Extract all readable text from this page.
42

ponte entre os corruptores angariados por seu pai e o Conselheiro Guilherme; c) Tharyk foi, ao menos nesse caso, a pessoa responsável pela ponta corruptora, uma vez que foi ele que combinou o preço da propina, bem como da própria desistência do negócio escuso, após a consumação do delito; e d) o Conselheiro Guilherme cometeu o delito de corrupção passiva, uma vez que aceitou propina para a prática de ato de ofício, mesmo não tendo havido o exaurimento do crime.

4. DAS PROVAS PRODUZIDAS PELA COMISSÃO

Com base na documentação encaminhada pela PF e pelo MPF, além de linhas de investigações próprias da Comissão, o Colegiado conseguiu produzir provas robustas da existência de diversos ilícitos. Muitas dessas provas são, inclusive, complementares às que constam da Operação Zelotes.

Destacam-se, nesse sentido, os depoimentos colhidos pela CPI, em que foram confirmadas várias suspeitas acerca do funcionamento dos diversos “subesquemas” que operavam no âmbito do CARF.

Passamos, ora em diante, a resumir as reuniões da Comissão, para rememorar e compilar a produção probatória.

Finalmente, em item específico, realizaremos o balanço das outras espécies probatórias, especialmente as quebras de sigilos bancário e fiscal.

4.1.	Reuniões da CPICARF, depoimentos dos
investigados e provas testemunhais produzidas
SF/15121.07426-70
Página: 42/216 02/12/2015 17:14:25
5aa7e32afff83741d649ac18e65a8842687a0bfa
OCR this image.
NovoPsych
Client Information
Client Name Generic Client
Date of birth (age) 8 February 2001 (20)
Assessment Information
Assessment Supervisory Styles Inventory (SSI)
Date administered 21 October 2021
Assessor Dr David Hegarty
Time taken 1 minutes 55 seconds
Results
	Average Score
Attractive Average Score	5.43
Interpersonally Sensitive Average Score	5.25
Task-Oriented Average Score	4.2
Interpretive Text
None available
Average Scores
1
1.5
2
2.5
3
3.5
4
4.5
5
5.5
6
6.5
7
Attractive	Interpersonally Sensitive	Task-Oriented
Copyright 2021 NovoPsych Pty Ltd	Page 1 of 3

========================================

Pull every line containing "depoimentos" out of the records.

Destacam-se, nesse sentido, os depoimentos colhidos pela CPI, em que foram confirmadas várias suspeitas acerca do funcionamento dos diversos “subesquemas” que operavam no âmbito do CARF.
4.1.	Reuniões da CPICARF, depoimentos dos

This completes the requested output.